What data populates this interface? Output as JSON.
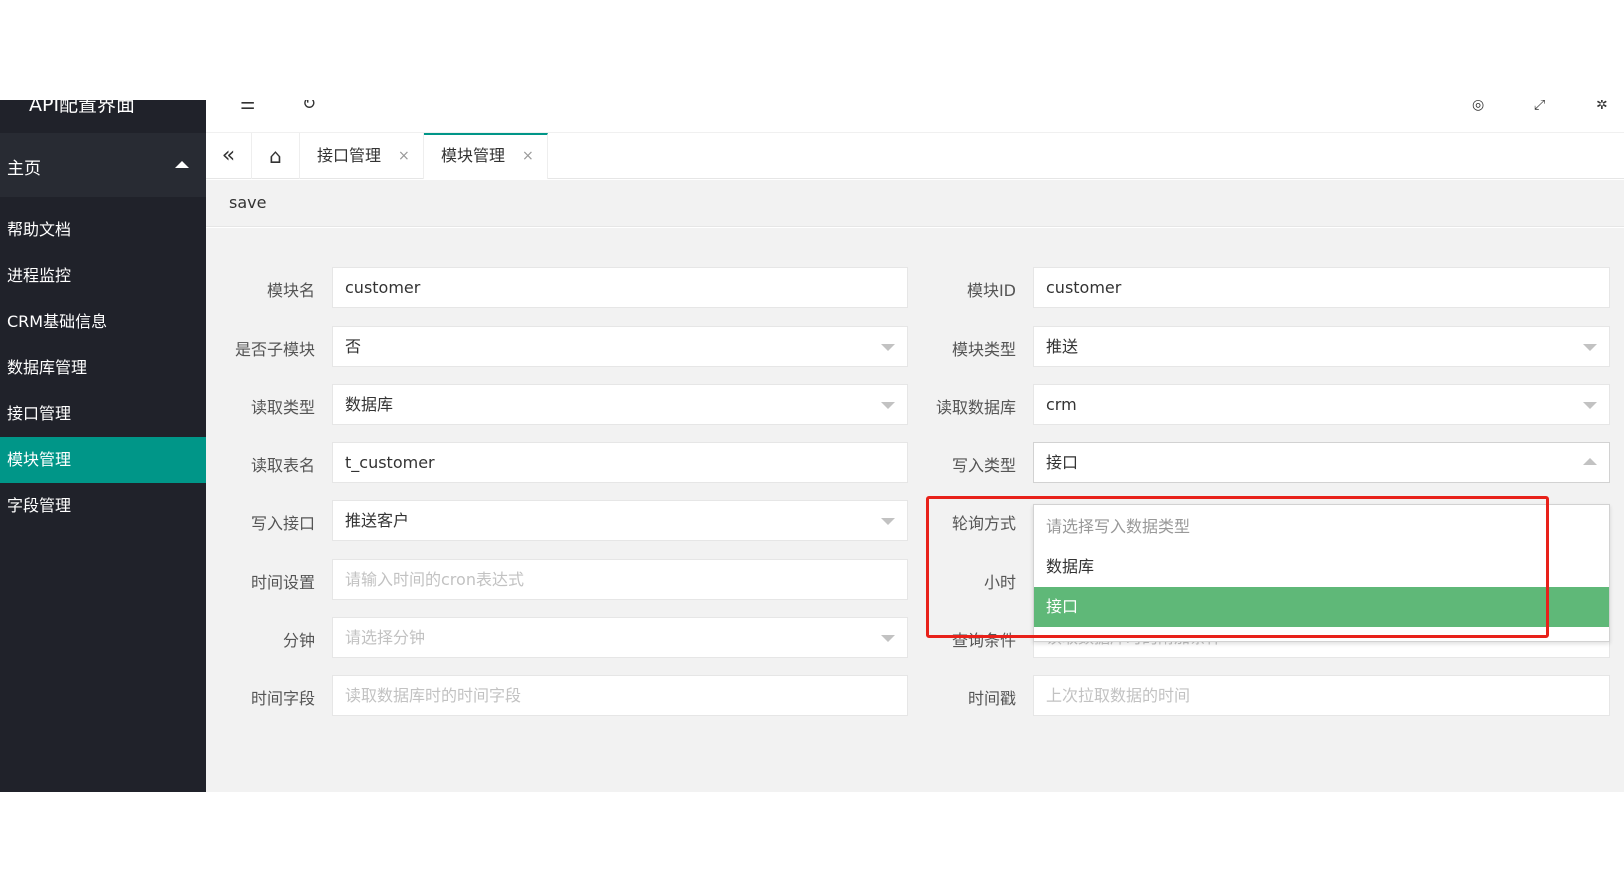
{
  "app_title": "API配置界面",
  "header": {
    "icon_menu": "menu-fold-icon",
    "icon_refresh": "refresh-icon"
  },
  "sidebar": {
    "group_label": "主页",
    "items": [
      {
        "label": "帮助文档"
      },
      {
        "label": "进程监控"
      },
      {
        "label": "CRM基础信息"
      },
      {
        "label": "数据库管理"
      },
      {
        "label": "接口管理"
      },
      {
        "label": "模块管理",
        "active": true
      },
      {
        "label": "字段管理"
      }
    ]
  },
  "tabs": [
    {
      "label": "接口管理",
      "close": "×"
    },
    {
      "label": "模块管理",
      "close": "×",
      "active": true
    }
  ],
  "toolbar": {
    "save_label": "save"
  },
  "form": {
    "module_name": {
      "label": "模块名",
      "value": "customer"
    },
    "module_id": {
      "label": "模块ID",
      "value": "customer"
    },
    "is_submodule": {
      "label": "是否子模块",
      "value": "否"
    },
    "module_type": {
      "label": "模块类型",
      "value": "推送"
    },
    "read_type": {
      "label": "读取类型",
      "value": "数据库"
    },
    "read_db": {
      "label": "读取数据库",
      "value": "crm"
    },
    "read_table": {
      "label": "读取表名",
      "value": "t_customer"
    },
    "write_type": {
      "label": "写入类型",
      "value": "接口"
    },
    "write_api": {
      "label": "写入接口",
      "value": "推送客户"
    },
    "poll_mode": {
      "label": "轮询方式"
    },
    "time_setting": {
      "label": "时间设置",
      "placeholder": "请输入时间的cron表达式"
    },
    "hour": {
      "label": "小时"
    },
    "minute": {
      "label": "分钟",
      "placeholder": "请选择分钟"
    },
    "query_condition": {
      "label": "查询条件",
      "placeholder": "读取数据库时的附加条件"
    },
    "time_field": {
      "label": "时间字段",
      "placeholder": "读取数据库时的时间字段"
    },
    "timestamp": {
      "label": "时间戳",
      "placeholder": "上次拉取数据的时间"
    }
  },
  "dropdown": {
    "options": [
      {
        "label": "请选择写入数据类型",
        "placeholder": true
      },
      {
        "label": "数据库"
      },
      {
        "label": "接口",
        "selected": true
      }
    ]
  },
  "colors": {
    "sidebar_bg": "#20222a",
    "active_teal": "#009688",
    "selected_green": "#5fb878",
    "highlight_red": "#e8211a"
  }
}
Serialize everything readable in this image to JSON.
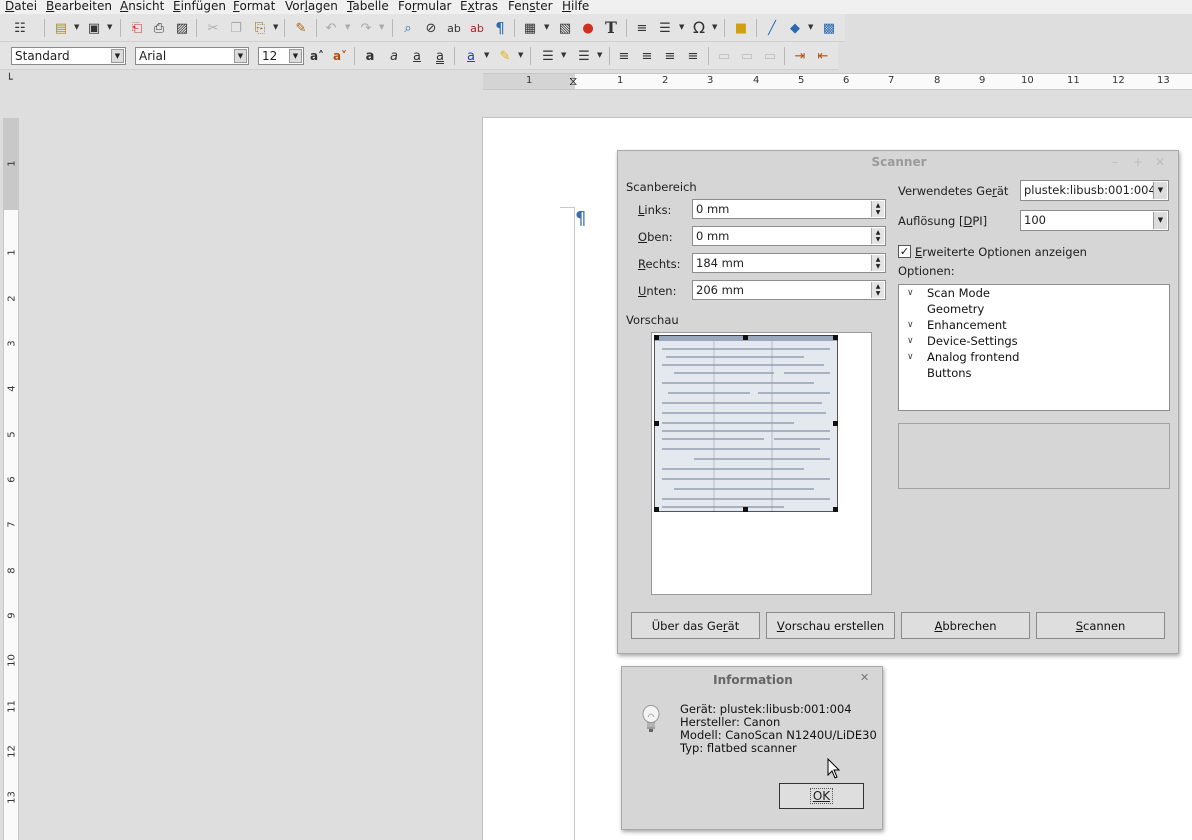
{
  "menubar": {
    "items": [
      {
        "pre": "",
        "u": "D",
        "post": "atei"
      },
      {
        "pre": "",
        "u": "B",
        "post": "earbeiten"
      },
      {
        "pre": "",
        "u": "A",
        "post": "nsicht"
      },
      {
        "pre": "",
        "u": "E",
        "post": "infügen"
      },
      {
        "pre": "",
        "u": "F",
        "post": "ormat"
      },
      {
        "pre": "Vor",
        "u": "l",
        "post": "agen"
      },
      {
        "pre": "",
        "u": "T",
        "post": "abelle"
      },
      {
        "pre": "Fo",
        "u": "r",
        "post": "mular"
      },
      {
        "pre": "E",
        "u": "x",
        "post": "tras"
      },
      {
        "pre": "Fen",
        "u": "s",
        "post": "ter"
      },
      {
        "pre": "",
        "u": "H",
        "post": "ilfe"
      }
    ]
  },
  "formatting": {
    "paragraph_style": "Standard",
    "font_name": "Arial",
    "font_size": "12"
  },
  "ruler": {
    "h_numbers": [
      "1",
      "1",
      "2",
      "3",
      "4",
      "5",
      "6",
      "7",
      "8",
      "9",
      "10",
      "11",
      "12",
      "13"
    ],
    "v_numbers": [
      "1",
      "1",
      "2",
      "3",
      "4",
      "5",
      "6",
      "7",
      "8",
      "9",
      "10",
      "11",
      "12",
      "13"
    ]
  },
  "document": {
    "pilcrow": "¶"
  },
  "scanner": {
    "title": "Scanner",
    "scan_area_label": "Scanbereich",
    "fields": [
      {
        "u": "L",
        "post": "inks:",
        "value": "0 mm"
      },
      {
        "u": "O",
        "post": "ben:",
        "value": "0 mm"
      },
      {
        "u": "R",
        "post": "echts:",
        "value": "184 mm"
      },
      {
        "u": "U",
        "post": "nten:",
        "value": "206 mm"
      }
    ],
    "preview_label": "Vorschau",
    "device_label_pre": "Verwendetes Ge",
    "device_label_u": "r",
    "device_label_post": "ät",
    "device_value": "plustek:libusb:001:004",
    "resolution_label_pre": "Auflösung [",
    "resolution_label_u": "D",
    "resolution_label_post": "PI]",
    "resolution_value": "100",
    "advanced_u": "E",
    "advanced_post": "rweiterte Optionen anzeigen",
    "advanced_checked": true,
    "options_label": "Optionen:",
    "options": [
      {
        "label": "Scan Mode",
        "expanded": true
      },
      {
        "label": "Geometry",
        "expanded": false
      },
      {
        "label": "Enhancement",
        "expanded": true
      },
      {
        "label": "Device-Settings",
        "expanded": true
      },
      {
        "label": "Analog frontend",
        "expanded": true
      },
      {
        "label": "Buttons",
        "expanded": false
      }
    ],
    "buttons": [
      {
        "pre": "Über das Ge",
        "u": "r",
        "post": "ät"
      },
      {
        "pre": "",
        "u": "V",
        "post": "orschau erstellen"
      },
      {
        "pre": "",
        "u": "A",
        "post": "bbrechen"
      },
      {
        "pre": "",
        "u": "S",
        "post": "cannen"
      }
    ]
  },
  "info": {
    "title": "Information",
    "lines": [
      "Gerät: plustek:libusb:001:004",
      "Hersteller: Canon",
      "Modell: CanoScan N1240U/LiDE30",
      "Typ: flatbed scanner"
    ],
    "ok": "OK"
  },
  "colors": {
    "pilcrow": "#3b6cb4",
    "dialog_bg": "#d6d6d6",
    "toolbar_bg": "#e4e4e4"
  }
}
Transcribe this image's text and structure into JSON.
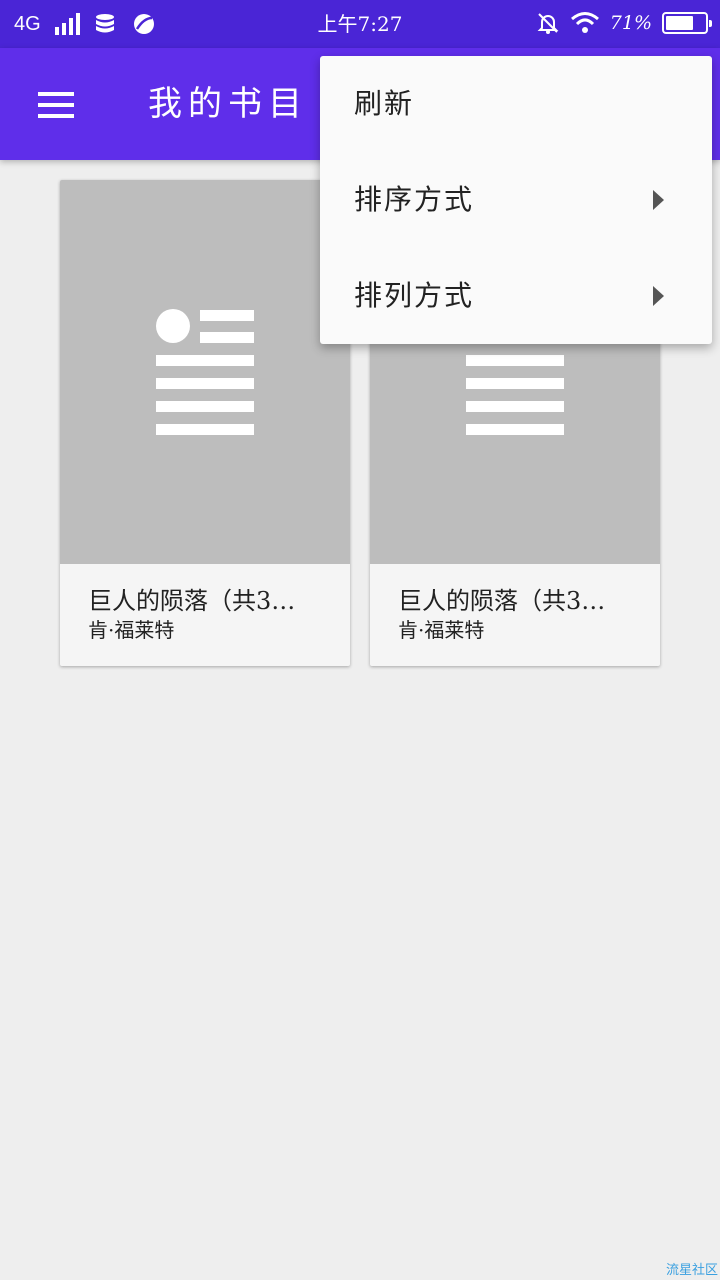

****************

GIVEN INSTRUCTION: Transcribe the listing in full. Omit the pictures and keep every line exact.

IN RESPONSE:
What data populates this interface? Output as JSON.
{
  "app_title": "API配置界面",
  "header": {
    "icon_menu": "menu-fold-icon",
    "icon_refresh": "refresh-icon"
  },
  "sidebar": {
    "group_label": "主页",
    "items": [
      {
        "label": "帮助文档"
      },
      {
        "label": "进程监控"
      },
      {
        "label": "CRM基础信息"
      },
      {
        "label": "数据库管理"
      },
      {
        "label": "接口管理"
      },
      {
        "label": "模块管理",
        "active": true
      },
      {
        "label": "字段管理"
      }
    ]
  },
  "tabs": [
    {
      "label": "接口管理",
      "close": "×"
    },
    {
      "label": "模块管理",
      "close": "×",
      "active": true
    }
  ],
  "toolbar": {
    "save_label": "save"
  },
  "form": {
    "module_name": {
      "label": "模块名",
      "value": "customer"
    },
    "module_id": {
      "label": "模块ID",
      "value": "customer"
    },
    "is_submodule": {
      "label": "是否子模块",
      "value": "否"
    },
    "module_type": {
      "label": "模块类型",
      "value": "推送"
    },
    "read_type": {
      "label": "读取类型",
      "value": "数据库"
    },
    "read_db": {
      "label": "读取数据库",
      "value": "crm"
    },
    "read_table": {
      "label": "读取表名",
      "value": "t_customer"
    },
    "write_type": {
      "label": "写入类型",
      "value": "接口"
    },
    "write_api": {
      "label": "写入接口",
      "value": "推送客户"
    },
    "poll_mode": {
      "label": "轮询方式"
    },
    "time_setting": {
      "label": "时间设置",
      "placeholder": "请输入时间的cron表达式"
    },
    "hour": {
      "label": "小时"
    },
    "minute": {
      "label": "分钟",
      "placeholder": "请选择分钟"
    },
    "query_condition": {
      "label": "查询条件",
      "placeholder": "读取数据库时的附加条件"
    },
    "time_field": {
      "label": "时间字段",
      "placeholder": "读取数据库时的时间字段"
    },
    "timestamp": {
      "label": "时间戳",
      "placeholder": "上次拉取数据的时间"
    }
  },
  "dropdown": {
    "options": [
      {
        "label": "请选择写入数据类型",
        "placeholder": true
      },
      {
        "label": "数据库"
      },
      {
        "label": "接口",
        "selected": true
      }
    ]
  },
  "colors": {
    "sidebar_bg": "#20222a",
    "active_teal": "#009688",
    "selected_green": "#5fb878",
    "highlight_red": "#e8211a"
  }
}
Serialize everything readable in this image to JSON.
{
  "menubar": {
    "items": [
      {
        "pre": "",
        "u": "D",
        "post": "atei"
      },
      {
        "pre": "",
        "u": "B",
        "post": "earbeiten"
      },
      {
        "pre": "",
        "u": "A",
        "post": "nsicht"
      },
      {
        "pre": "",
        "u": "E",
        "post": "infügen"
      },
      {
        "pre": "",
        "u": "F",
        "post": "ormat"
      },
      {
        "pre": "Vor",
        "u": "l",
        "post": "agen"
      },
      {
        "pre": "",
        "u": "T",
        "post": "abelle"
      },
      {
        "pre": "Fo",
        "u": "r",
        "post": "mular"
      },
      {
        "pre": "E",
        "u": "x",
        "post": "tras"
      },
      {
        "pre": "Fen",
        "u": "s",
        "post": "ter"
      },
      {
        "pre": "",
        "u": "H",
        "post": "ilfe"
      }
    ]
  },
  "formatting": {
    "paragraph_style": "Standard",
    "font_name": "Arial",
    "font_size": "12"
  },
  "ruler": {
    "h_numbers": [
      "1",
      "1",
      "2",
      "3",
      "4",
      "5",
      "6",
      "7",
      "8",
      "9",
      "10",
      "11",
      "12",
      "13"
    ],
    "v_numbers": [
      "1",
      "1",
      "2",
      "3",
      "4",
      "5",
      "6",
      "7",
      "8",
      "9",
      "10",
      "11",
      "12",
      "13"
    ]
  },
  "document": {
    "pilcrow": "¶"
  },
  "scanner": {
    "title": "Scanner",
    "scan_area_label": "Scanbereich",
    "fields": [
      {
        "u": "L",
        "post": "inks:",
        "value": "0 mm"
      },
      {
        "u": "O",
        "post": "ben:",
        "value": "0 mm"
      },
      {
        "u": "R",
        "post": "echts:",
        "value": "184 mm"
      },
      {
        "u": "U",
        "post": "nten:",
        "value": "206 mm"
      }
    ],
    "preview_label": "Vorschau",
    "device_label_pre": "Verwendetes Ge",
    "device_label_u": "r",
    "device_label_post": "ät",
    "device_value": "plustek:libusb:001:004",
    "resolution_label_pre": "Auflösung [",
    "resolution_label_u": "D",
    "resolution_label_post": "PI]",
    "resolution_value": "100",
    "advanced_u": "E",
    "advanced_post": "rweiterte Optionen anzeigen",
    "advanced_checked": true,
    "options_label": "Optionen:",
    "options": [
      {
        "label": "Scan Mode",
        "expanded": true
      },
      {
        "label": "Geometry",
        "expanded": false
      },
      {
        "label": "Enhancement",
        "expanded": true
      },
      {
        "label": "Device-Settings",
        "expanded": true
      },
      {
        "label": "Analog frontend",
        "expanded": true
      },
      {
        "label": "Buttons",
        "expanded": false
      }
    ],
    "buttons": [
      {
        "pre": "Über das Ge",
        "u": "r",
        "post": "ät"
      },
      {
        "pre": "",
        "u": "V",
        "post": "orschau erstellen"
      },
      {
        "pre": "",
        "u": "A",
        "post": "bbrechen"
      },
      {
        "pre": "",
        "u": "S",
        "post": "cannen"
      }
    ]
  },
  "info": {
    "title": "Information",
    "lines": [
      "Gerät: plustek:libusb:001:004",
      "Hersteller: Canon",
      "Modell: CanoScan N1240U/LiDE30",
      "Typ: flatbed scanner"
    ],
    "ok": "OK"
  },
  "colors": {
    "pilcrow": "#3b6cb4",
    "dialog_bg": "#d6d6d6",
    "toolbar_bg": "#e4e4e4"
  }
}
Transcribe this image's text and structure into JSON.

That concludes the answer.